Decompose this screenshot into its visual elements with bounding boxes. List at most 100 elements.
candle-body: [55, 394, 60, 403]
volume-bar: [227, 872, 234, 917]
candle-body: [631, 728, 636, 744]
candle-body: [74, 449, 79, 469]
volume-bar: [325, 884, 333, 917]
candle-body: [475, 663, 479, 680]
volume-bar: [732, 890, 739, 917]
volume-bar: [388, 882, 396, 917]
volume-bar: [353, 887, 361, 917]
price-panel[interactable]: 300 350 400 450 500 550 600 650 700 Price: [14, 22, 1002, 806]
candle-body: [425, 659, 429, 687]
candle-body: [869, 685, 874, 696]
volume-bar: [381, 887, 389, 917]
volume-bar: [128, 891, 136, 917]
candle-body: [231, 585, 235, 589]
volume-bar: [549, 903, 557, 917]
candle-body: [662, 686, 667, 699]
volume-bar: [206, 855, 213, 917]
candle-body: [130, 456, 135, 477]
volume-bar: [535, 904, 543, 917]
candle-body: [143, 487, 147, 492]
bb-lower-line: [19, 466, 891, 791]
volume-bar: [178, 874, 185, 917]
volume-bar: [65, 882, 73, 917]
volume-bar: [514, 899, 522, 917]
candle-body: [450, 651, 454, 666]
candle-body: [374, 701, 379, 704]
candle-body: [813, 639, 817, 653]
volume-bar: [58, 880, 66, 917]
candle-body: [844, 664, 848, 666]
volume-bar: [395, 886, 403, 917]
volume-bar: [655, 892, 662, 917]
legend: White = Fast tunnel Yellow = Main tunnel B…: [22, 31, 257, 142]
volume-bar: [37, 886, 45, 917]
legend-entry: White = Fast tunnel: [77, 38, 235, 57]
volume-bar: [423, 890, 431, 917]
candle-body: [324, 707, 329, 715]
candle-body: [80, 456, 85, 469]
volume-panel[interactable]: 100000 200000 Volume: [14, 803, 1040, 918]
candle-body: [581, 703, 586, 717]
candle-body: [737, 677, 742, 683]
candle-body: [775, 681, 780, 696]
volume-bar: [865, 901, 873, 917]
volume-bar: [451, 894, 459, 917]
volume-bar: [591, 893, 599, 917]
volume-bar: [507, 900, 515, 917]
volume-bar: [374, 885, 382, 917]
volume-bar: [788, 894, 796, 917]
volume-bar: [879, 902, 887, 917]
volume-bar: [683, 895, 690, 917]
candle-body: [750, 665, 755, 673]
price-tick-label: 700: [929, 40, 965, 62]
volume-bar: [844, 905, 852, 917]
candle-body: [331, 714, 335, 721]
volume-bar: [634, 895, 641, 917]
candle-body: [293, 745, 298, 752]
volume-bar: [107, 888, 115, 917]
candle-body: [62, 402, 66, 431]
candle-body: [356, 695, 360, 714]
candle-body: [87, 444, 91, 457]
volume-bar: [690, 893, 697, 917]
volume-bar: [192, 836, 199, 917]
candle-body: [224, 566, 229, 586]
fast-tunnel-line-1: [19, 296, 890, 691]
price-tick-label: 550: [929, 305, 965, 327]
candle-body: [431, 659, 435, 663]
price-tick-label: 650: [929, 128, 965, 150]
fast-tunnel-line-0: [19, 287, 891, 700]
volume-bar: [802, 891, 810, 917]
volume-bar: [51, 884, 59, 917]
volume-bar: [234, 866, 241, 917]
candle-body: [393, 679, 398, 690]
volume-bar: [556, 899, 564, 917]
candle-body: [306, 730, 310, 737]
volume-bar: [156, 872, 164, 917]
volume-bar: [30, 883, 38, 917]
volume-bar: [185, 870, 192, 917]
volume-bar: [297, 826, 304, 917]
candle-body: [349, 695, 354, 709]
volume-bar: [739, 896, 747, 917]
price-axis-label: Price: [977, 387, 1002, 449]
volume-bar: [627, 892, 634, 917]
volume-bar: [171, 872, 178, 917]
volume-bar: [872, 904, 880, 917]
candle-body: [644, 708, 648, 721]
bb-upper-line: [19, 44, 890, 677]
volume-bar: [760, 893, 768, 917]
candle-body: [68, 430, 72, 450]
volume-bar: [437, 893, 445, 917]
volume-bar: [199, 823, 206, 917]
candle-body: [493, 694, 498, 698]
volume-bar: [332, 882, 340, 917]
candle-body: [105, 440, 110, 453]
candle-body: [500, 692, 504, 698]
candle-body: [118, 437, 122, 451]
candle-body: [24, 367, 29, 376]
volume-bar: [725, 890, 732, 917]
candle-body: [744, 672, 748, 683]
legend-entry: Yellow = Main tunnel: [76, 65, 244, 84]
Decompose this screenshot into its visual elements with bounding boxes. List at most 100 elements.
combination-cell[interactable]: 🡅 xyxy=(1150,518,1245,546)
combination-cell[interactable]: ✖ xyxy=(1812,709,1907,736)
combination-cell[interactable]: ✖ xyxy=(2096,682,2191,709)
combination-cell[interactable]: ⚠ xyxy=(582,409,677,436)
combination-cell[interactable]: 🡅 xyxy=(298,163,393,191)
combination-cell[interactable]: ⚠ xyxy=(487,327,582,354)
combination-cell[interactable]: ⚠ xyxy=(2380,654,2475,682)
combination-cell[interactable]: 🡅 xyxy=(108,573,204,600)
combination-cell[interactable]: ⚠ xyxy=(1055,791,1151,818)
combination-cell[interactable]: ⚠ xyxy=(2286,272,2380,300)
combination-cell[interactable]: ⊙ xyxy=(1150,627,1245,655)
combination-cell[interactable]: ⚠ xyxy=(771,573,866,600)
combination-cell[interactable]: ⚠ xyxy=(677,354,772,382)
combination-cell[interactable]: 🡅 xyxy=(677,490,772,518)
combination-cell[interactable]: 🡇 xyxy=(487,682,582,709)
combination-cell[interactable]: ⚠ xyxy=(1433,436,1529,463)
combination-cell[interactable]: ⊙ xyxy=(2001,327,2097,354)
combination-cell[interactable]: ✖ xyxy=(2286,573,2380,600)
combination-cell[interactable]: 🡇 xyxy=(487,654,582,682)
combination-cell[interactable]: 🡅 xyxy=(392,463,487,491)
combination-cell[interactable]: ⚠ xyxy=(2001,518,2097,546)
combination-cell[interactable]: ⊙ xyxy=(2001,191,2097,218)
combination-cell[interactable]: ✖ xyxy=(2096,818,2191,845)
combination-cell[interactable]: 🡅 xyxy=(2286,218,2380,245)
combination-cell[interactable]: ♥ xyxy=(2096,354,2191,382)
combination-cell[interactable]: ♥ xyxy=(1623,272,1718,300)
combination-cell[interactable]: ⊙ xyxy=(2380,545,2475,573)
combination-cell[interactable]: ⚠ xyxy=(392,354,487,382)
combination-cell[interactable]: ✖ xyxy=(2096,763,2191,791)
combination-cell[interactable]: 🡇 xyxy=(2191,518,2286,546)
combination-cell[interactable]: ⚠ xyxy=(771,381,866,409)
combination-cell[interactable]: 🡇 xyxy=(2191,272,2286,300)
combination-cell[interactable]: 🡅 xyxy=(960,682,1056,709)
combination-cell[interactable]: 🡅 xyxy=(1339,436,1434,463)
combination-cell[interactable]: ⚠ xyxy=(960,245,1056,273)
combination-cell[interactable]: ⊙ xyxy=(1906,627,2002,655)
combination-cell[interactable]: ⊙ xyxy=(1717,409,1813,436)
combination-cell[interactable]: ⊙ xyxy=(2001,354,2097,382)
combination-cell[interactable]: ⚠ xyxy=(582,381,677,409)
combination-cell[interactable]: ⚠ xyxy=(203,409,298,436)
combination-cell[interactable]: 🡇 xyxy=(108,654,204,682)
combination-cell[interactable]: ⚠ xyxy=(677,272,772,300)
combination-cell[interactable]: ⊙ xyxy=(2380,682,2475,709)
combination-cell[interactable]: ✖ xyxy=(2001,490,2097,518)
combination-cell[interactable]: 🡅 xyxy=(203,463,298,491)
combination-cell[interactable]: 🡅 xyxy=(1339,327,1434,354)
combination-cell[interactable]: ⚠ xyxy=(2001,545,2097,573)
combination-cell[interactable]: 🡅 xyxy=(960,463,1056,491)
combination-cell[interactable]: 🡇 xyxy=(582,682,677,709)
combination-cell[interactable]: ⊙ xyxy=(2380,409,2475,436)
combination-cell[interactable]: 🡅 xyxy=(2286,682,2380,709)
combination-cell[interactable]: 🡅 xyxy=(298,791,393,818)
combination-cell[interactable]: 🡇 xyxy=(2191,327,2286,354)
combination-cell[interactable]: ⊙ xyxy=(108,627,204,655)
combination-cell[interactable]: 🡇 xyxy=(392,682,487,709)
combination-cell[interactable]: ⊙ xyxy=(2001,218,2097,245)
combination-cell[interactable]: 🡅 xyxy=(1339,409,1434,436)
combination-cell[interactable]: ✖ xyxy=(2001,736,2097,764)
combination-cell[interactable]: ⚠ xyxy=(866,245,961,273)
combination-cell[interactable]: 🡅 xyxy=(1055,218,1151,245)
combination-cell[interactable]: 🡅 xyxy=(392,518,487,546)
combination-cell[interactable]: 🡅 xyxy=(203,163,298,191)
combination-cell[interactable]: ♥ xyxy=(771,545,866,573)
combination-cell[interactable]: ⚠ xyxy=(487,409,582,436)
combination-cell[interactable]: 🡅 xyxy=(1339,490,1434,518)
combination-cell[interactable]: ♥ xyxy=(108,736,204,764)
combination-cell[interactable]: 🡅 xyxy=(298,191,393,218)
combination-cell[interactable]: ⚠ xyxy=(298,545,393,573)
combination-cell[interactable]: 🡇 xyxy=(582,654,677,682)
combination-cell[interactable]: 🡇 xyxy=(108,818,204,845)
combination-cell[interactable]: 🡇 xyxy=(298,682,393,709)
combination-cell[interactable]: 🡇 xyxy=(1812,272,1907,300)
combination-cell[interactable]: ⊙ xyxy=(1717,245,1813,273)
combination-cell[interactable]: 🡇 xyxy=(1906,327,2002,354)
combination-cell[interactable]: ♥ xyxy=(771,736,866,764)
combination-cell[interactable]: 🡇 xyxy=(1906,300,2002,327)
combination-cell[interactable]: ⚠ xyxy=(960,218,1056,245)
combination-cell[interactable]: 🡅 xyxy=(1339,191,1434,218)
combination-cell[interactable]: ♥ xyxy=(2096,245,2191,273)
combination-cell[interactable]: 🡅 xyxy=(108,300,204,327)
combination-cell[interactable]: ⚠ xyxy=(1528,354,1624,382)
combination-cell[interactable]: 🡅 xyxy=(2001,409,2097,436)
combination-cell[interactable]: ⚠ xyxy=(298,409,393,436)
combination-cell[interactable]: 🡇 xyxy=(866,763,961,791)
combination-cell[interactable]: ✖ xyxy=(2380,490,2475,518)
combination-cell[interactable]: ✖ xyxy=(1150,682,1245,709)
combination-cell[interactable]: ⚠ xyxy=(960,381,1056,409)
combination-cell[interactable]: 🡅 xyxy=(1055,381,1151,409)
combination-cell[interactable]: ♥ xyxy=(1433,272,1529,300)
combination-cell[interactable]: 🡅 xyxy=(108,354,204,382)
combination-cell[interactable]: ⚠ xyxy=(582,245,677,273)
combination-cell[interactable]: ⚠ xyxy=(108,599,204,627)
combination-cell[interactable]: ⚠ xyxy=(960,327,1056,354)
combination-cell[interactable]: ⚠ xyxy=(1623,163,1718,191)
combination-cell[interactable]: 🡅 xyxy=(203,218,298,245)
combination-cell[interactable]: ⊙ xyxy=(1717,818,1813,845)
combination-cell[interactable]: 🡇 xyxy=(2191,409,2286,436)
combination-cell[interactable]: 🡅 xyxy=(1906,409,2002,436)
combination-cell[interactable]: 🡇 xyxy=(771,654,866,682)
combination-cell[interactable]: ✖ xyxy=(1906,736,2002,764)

--------------------------------------------------

Your instructions
Copy word for word everything from the start of the records down to the line containing "volume-bar: [353, 887, 361, 917]", including that line.

Exercise result
Decompose this screenshot into its visual elements with bounding boxes. List at most 100 elements.
candle-body: [55, 394, 60, 403]
volume-bar: [227, 872, 234, 917]
candle-body: [631, 728, 636, 744]
candle-body: [74, 449, 79, 469]
volume-bar: [325, 884, 333, 917]
candle-body: [475, 663, 479, 680]
volume-bar: [732, 890, 739, 917]
volume-bar: [388, 882, 396, 917]
volume-bar: [353, 887, 361, 917]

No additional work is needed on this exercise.